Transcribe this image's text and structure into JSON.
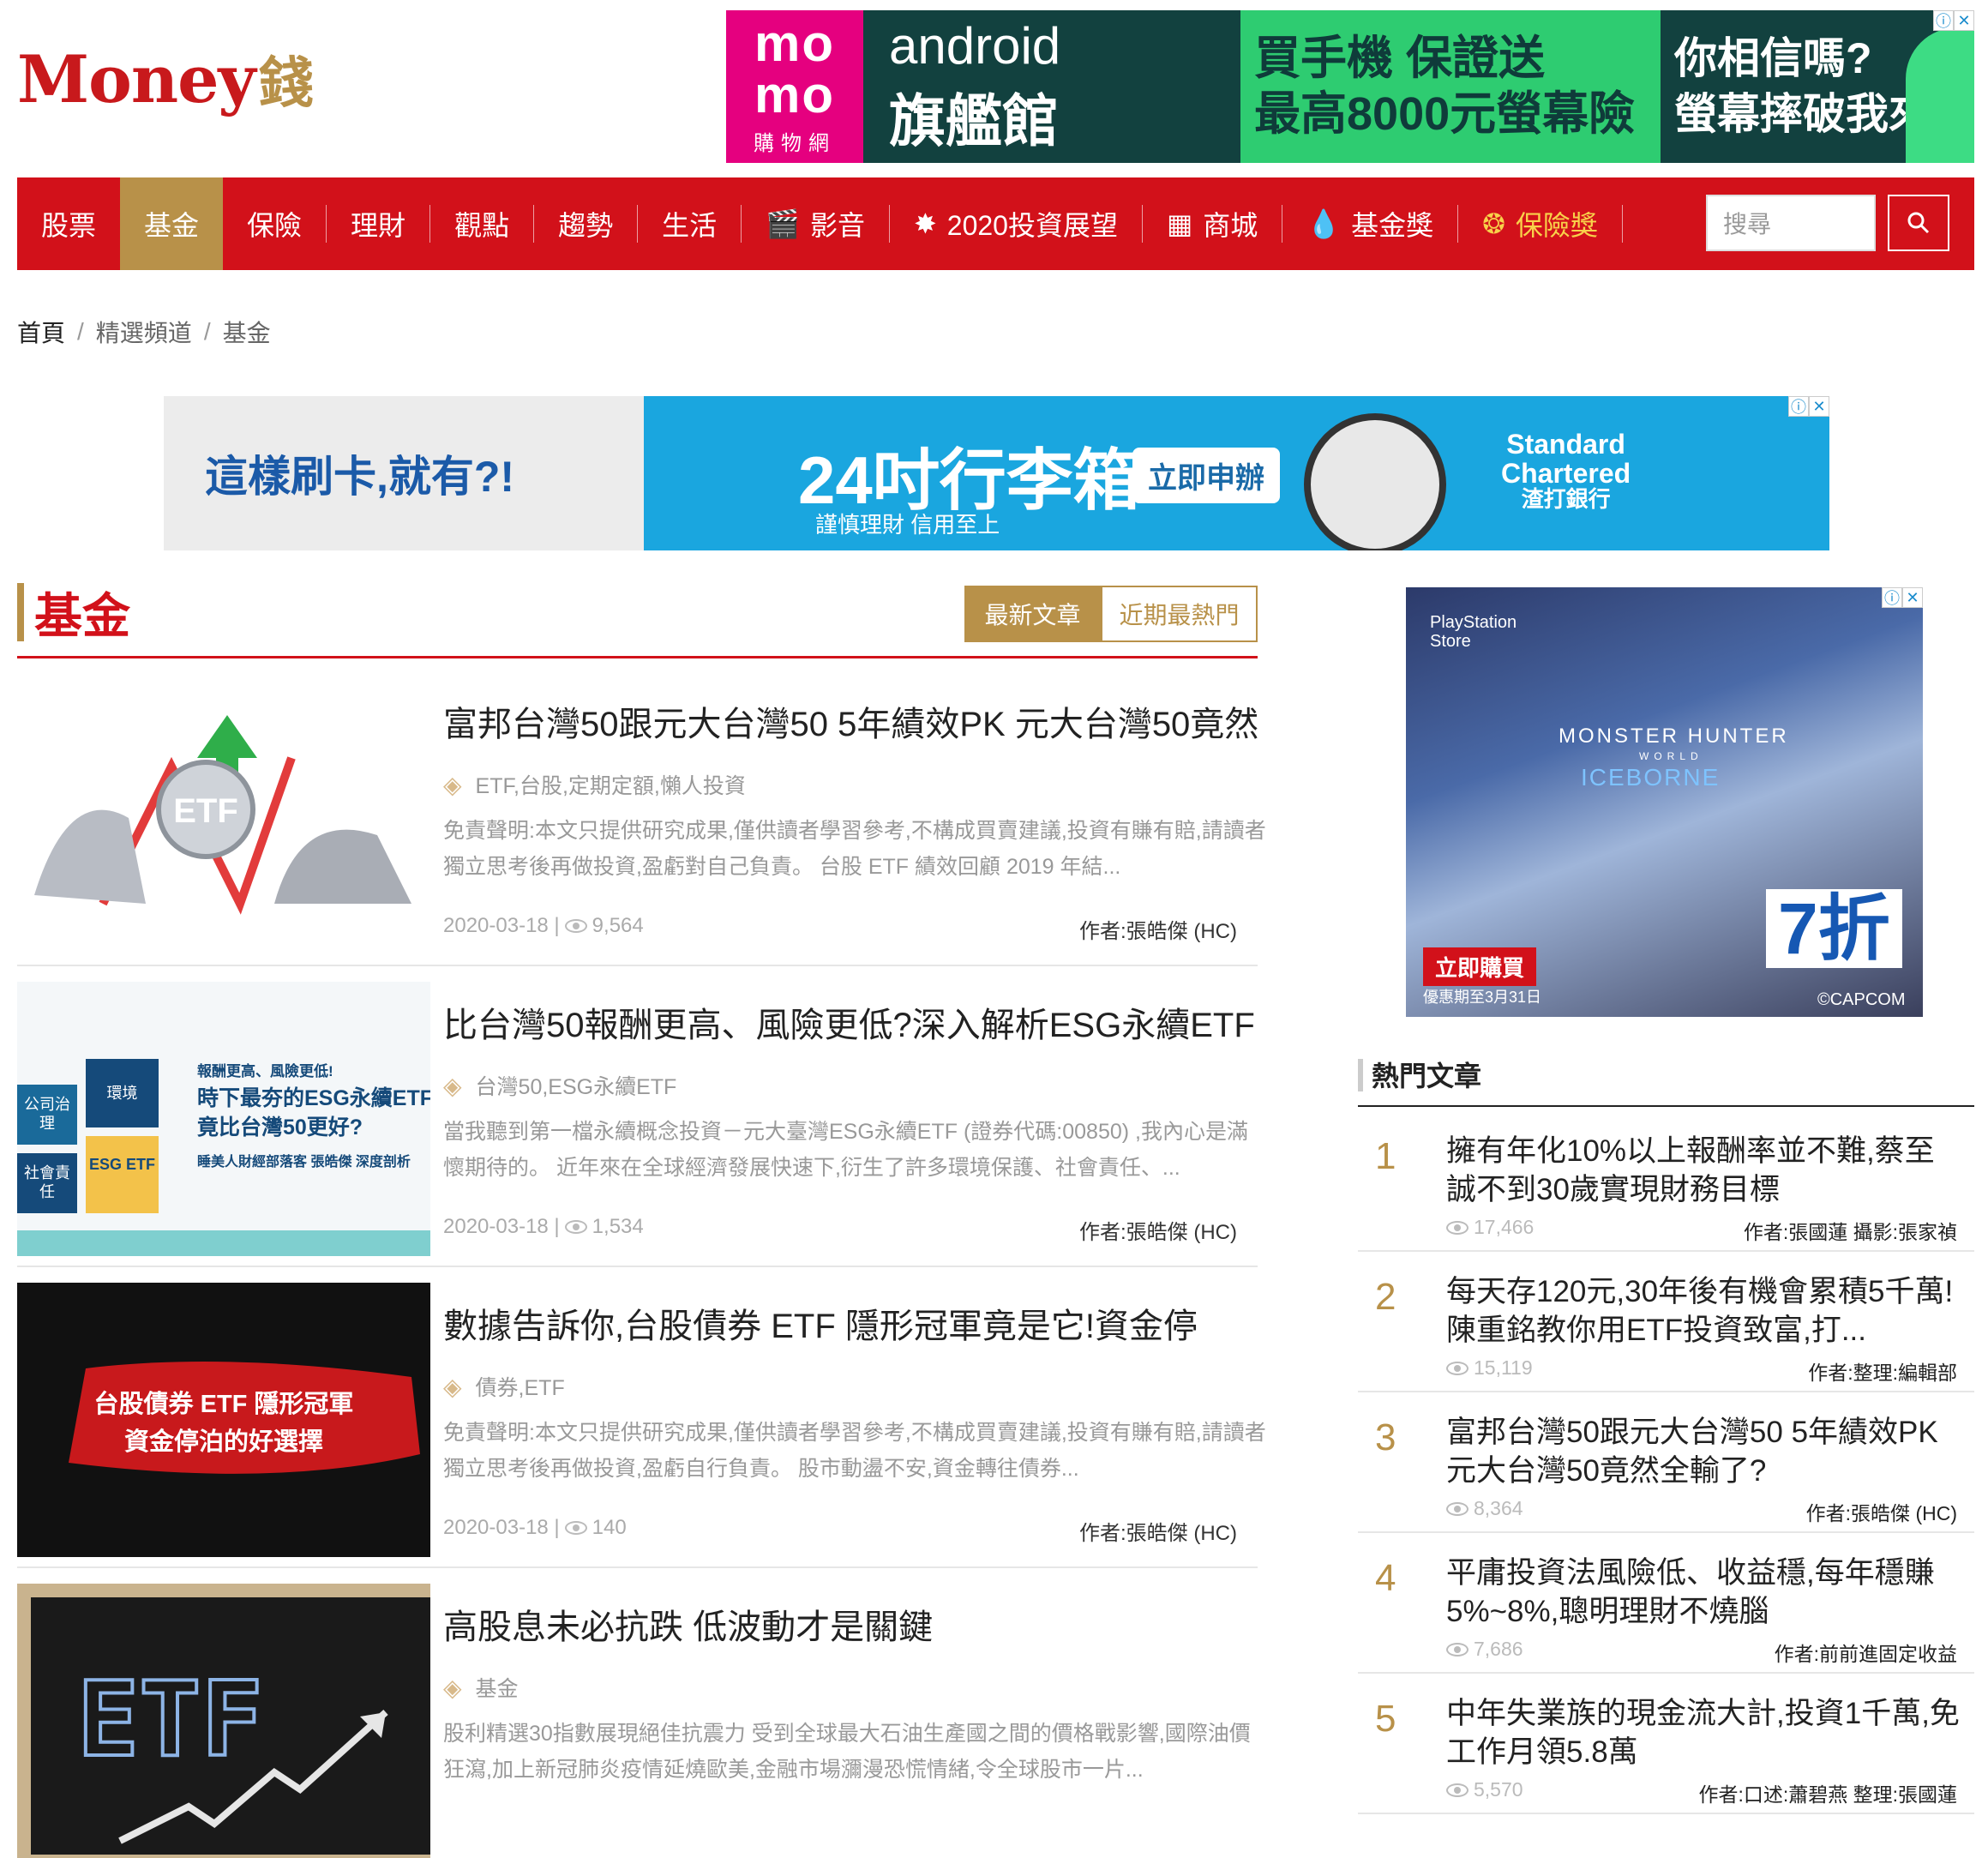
{
  "logo": {
    "main": "Money",
    "sub": "錢"
  },
  "top_ad": {
    "momo_big": "mo\nmo",
    "momo_small": "購物網",
    "line1": "android",
    "line2": "旗艦館",
    "green1": "買手機 保證送",
    "green2": "最高8000元螢幕險",
    "right1": "你相信嗎?",
    "right2": "螢幕摔破我來賠"
  },
  "nav": {
    "items": [
      {
        "label": "股票"
      },
      {
        "label": "基金"
      },
      {
        "label": "保險"
      },
      {
        "label": "理財"
      },
      {
        "label": "觀點"
      },
      {
        "label": "趨勢"
      },
      {
        "label": "生活"
      },
      {
        "label": "影音"
      },
      {
        "label": "2020投資展望"
      },
      {
        "label": "商城"
      },
      {
        "label": "基金獎"
      },
      {
        "label": "保險獎"
      }
    ],
    "search_placeholder": "搜尋"
  },
  "breadcrumb": [
    "首頁",
    "精選頻道",
    "基金"
  ],
  "mid_ad": {
    "left": "這樣刷卡,就有?!",
    "headline": "24吋行李箱",
    "button": "立即申辦",
    "sub": "謹慎理財 信用至上",
    "brand_en": "Standard\nChartered",
    "brand_cn": "渣打銀行"
  },
  "section": {
    "title": "基金",
    "tab_latest": "最新文章",
    "tab_hot": "近期最熱門"
  },
  "articles": [
    {
      "title": "富邦台灣50跟元大台灣50 5年績效PK 元大台灣50竟然",
      "tags": "ETF,台股,定期定額,懶人投資",
      "excerpt": "免責聲明:本文只提供研究成果,僅供讀者學習參考,不構成買賣建議,投資有賺有賠,請讀者獨立思考後再做投資,盈虧對自己負責。 台股 ETF 績效回顧 2019 年結...",
      "date": "2020-03-18 |",
      "views": "9,564",
      "author": "作者:張皓傑 (HC)",
      "thumb_text": "ETF"
    },
    {
      "title": "比台灣50報酬更高、風險更低?深入解析ESG永續ETF",
      "tags": "台灣50,ESG永續ETF",
      "excerpt": "當我聽到第一檔永續概念投資－元大臺灣ESG永續ETF (證券代碼:00850) ,我內心是滿懷期待的。 近年來在全球經濟發展快速下,衍生了許多環境保護、社會責任、...",
      "date": "2020-03-18 |",
      "views": "1,534",
      "author": "作者:張皓傑 (HC)",
      "thumb_l1": "報酬更高、風險更低!",
      "thumb_l2": "時下最夯的ESG永續ETF",
      "thumb_l3": "竟比台灣50更好?",
      "thumb_l4": "睡美人財經部落客 張皓傑 深度剖析",
      "puzzle": [
        "公司治理",
        "環境",
        "社會責任",
        "ESG ETF"
      ]
    },
    {
      "title": "數據告訴你,台股債券 ETF 隱形冠軍竟是它!資金停",
      "tags": "債券,ETF",
      "excerpt": "免責聲明:本文只提供研究成果,僅供讀者學習參考,不構成買賣建議,投資有賺有賠,請讀者獨立思考後再做投資,盈虧自行負責。 股市動盪不安,資金轉往債券...",
      "date": "2020-03-18 |",
      "views": "140",
      "author": "作者:張皓傑 (HC)",
      "thumb_l1": "台股債券 ETF 隱形冠軍",
      "thumb_l2": "資金停泊的好選擇"
    },
    {
      "title": "高股息未必抗跌 低波動才是關鍵",
      "tags": "基金",
      "excerpt": "股利精選30指數展現絕佳抗震力 受到全球最大石油生產國之間的價格戰影響,國際油價狂瀉,加上新冠肺炎疫情延燒歐美,金融市場瀰漫恐慌情緒,令全球股市一片...",
      "thumb_text": "ETF"
    }
  ],
  "side_ad": {
    "ps": "PlayStation\nStore",
    "mh": "MONSTER HUNTER",
    "world": "WORLD",
    "ib": "ICEBORNE",
    "buy": "立即購買",
    "deal": "優惠期至3月31日",
    "off": "7折",
    "cap": "©CAPCOM"
  },
  "hot": {
    "title": "熱門文章",
    "items": [
      {
        "num": "1",
        "title": "擁有年化10%以上報酬率並不難,蔡至誠不到30歲實現財務目標",
        "views": "17,466",
        "author": "作者:張國蓮 攝影:張家禎"
      },
      {
        "num": "2",
        "title": "每天存120元,30年後有機會累積5千萬!陳重銘教你用ETF投資致富,打...",
        "views": "15,119",
        "author": "作者:整理:編輯部"
      },
      {
        "num": "3",
        "title": "富邦台灣50跟元大台灣50 5年績效PK 元大台灣50竟然全輸了?",
        "views": "8,364",
        "author": "作者:張皓傑 (HC)"
      },
      {
        "num": "4",
        "title": "平庸投資法風險低、收益穩,每年穩賺5%~8%,聰明理財不燒腦",
        "views": "7,686",
        "author": "作者:前前進固定收益"
      },
      {
        "num": "5",
        "title": "中年失業族的現金流大計,投資1千萬,免工作月領5.8萬",
        "views": "5,570",
        "author": "作者:口述:蕭碧燕 整理:張國蓮"
      }
    ]
  },
  "colors": {
    "brand_red": "#d2111a",
    "gold": "#b89149"
  },
  "icons": [
    "clapper-icon",
    "star-icon",
    "store-icon",
    "drop-icon",
    "swirl-icon",
    "search-icon",
    "tag-icon",
    "eye-icon",
    "ad-info-icon",
    "ad-close-icon"
  ]
}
•••
WORK TO COMPLETE: Transcribe the whole listing exactly. Pictures are excluded.

SOLUTION TO THIS TASK:
Transcribe this image's text and structure into JSON.
{
  "logo": {
    "main": "Money",
    "sub": "錢"
  },
  "top_ad": {
    "momo_big": "mo\nmo",
    "momo_small": "購物網",
    "line1": "android",
    "line2": "旗艦館",
    "green1": "買手機 保證送",
    "green2": "最高8000元螢幕險",
    "right1": "你相信嗎?",
    "right2": "螢幕摔破我來賠"
  },
  "nav": {
    "items": [
      {
        "label": "股票"
      },
      {
        "label": "基金"
      },
      {
        "label": "保險"
      },
      {
        "label": "理財"
      },
      {
        "label": "觀點"
      },
      {
        "label": "趨勢"
      },
      {
        "label": "生活"
      },
      {
        "label": "影音"
      },
      {
        "label": "2020投資展望"
      },
      {
        "label": "商城"
      },
      {
        "label": "基金獎"
      },
      {
        "label": "保險獎"
      }
    ],
    "search_placeholder": "搜尋"
  },
  "breadcrumb": [
    "首頁",
    "精選頻道",
    "基金"
  ],
  "mid_ad": {
    "left": "這樣刷卡,就有?!",
    "headline": "24吋行李箱",
    "button": "立即申辦",
    "sub": "謹慎理財 信用至上",
    "brand_en": "Standard\nChartered",
    "brand_cn": "渣打銀行"
  },
  "section": {
    "title": "基金",
    "tab_latest": "最新文章",
    "tab_hot": "近期最熱門"
  },
  "articles": [
    {
      "title": "富邦台灣50跟元大台灣50 5年績效PK 元大台灣50竟然",
      "tags": "ETF,台股,定期定額,懶人投資",
      "excerpt": "免責聲明:本文只提供研究成果,僅供讀者學習參考,不構成買賣建議,投資有賺有賠,請讀者獨立思考後再做投資,盈虧對自己負責。 台股 ETF 績效回顧 2019 年結...",
      "date": "2020-03-18 |",
      "views": "9,564",
      "author": "作者:張皓傑 (HC)",
      "thumb_text": "ETF"
    },
    {
      "title": "比台灣50報酬更高、風險更低?深入解析ESG永續ETF",
      "tags": "台灣50,ESG永續ETF",
      "excerpt": "當我聽到第一檔永續概念投資－元大臺灣ESG永續ETF (證券代碼:00850) ,我內心是滿懷期待的。 近年來在全球經濟發展快速下,衍生了許多環境保護、社會責任、...",
      "date": "2020-03-18 |",
      "views": "1,534",
      "author": "作者:張皓傑 (HC)",
      "thumb_l1": "報酬更高、風險更低!",
      "thumb_l2": "時下最夯的ESG永續ETF",
      "thumb_l3": "竟比台灣50更好?",
      "thumb_l4": "睡美人財經部落客 張皓傑 深度剖析",
      "puzzle": [
        "公司治理",
        "環境",
        "社會責任",
        "ESG ETF"
      ]
    },
    {
      "title": "數據告訴你,台股債券 ETF 隱形冠軍竟是它!資金停",
      "tags": "債券,ETF",
      "excerpt": "免責聲明:本文只提供研究成果,僅供讀者學習參考,不構成買賣建議,投資有賺有賠,請讀者獨立思考後再做投資,盈虧自行負責。 股市動盪不安,資金轉往債券...",
      "date": "2020-03-18 |",
      "views": "140",
      "author": "作者:張皓傑 (HC)",
      "thumb_l1": "台股債券 ETF 隱形冠軍",
      "thumb_l2": "資金停泊的好選擇"
    },
    {
      "title": "高股息未必抗跌 低波動才是關鍵",
      "tags": "基金",
      "excerpt": "股利精選30指數展現絕佳抗震力 受到全球最大石油生產國之間的價格戰影響,國際油價狂瀉,加上新冠肺炎疫情延燒歐美,金融市場瀰漫恐慌情緒,令全球股市一片...",
      "thumb_text": "ETF"
    }
  ],
  "side_ad": {
    "ps": "PlayStation\nStore",
    "mh": "MONSTER HUNTER",
    "world": "WORLD",
    "ib": "ICEBORNE",
    "buy": "立即購買",
    "deal": "優惠期至3月31日",
    "off": "7折",
    "cap": "©CAPCOM"
  },
  "hot": {
    "title": "熱門文章",
    "items": [
      {
        "num": "1",
        "title": "擁有年化10%以上報酬率並不難,蔡至誠不到30歲實現財務目標",
        "views": "17,466",
        "author": "作者:張國蓮 攝影:張家禎"
      },
      {
        "num": "2",
        "title": "每天存120元,30年後有機會累積5千萬!陳重銘教你用ETF投資致富,打...",
        "views": "15,119",
        "author": "作者:整理:編輯部"
      },
      {
        "num": "3",
        "title": "富邦台灣50跟元大台灣50 5年績效PK 元大台灣50竟然全輸了?",
        "views": "8,364",
        "author": "作者:張皓傑 (HC)"
      },
      {
        "num": "4",
        "title": "平庸投資法風險低、收益穩,每年穩賺5%~8%,聰明理財不燒腦",
        "views": "7,686",
        "author": "作者:前前進固定收益"
      },
      {
        "num": "5",
        "title": "中年失業族的現金流大計,投資1千萬,免工作月領5.8萬",
        "views": "5,570",
        "author": "作者:口述:蕭碧燕 整理:張國蓮"
      }
    ]
  },
  "colors": {
    "brand_red": "#d2111a",
    "gold": "#b89149"
  },
  "icons": [
    "clapper-icon",
    "star-icon",
    "store-icon",
    "drop-icon",
    "swirl-icon",
    "search-icon",
    "tag-icon",
    "eye-icon",
    "ad-info-icon",
    "ad-close-icon"
  ]
}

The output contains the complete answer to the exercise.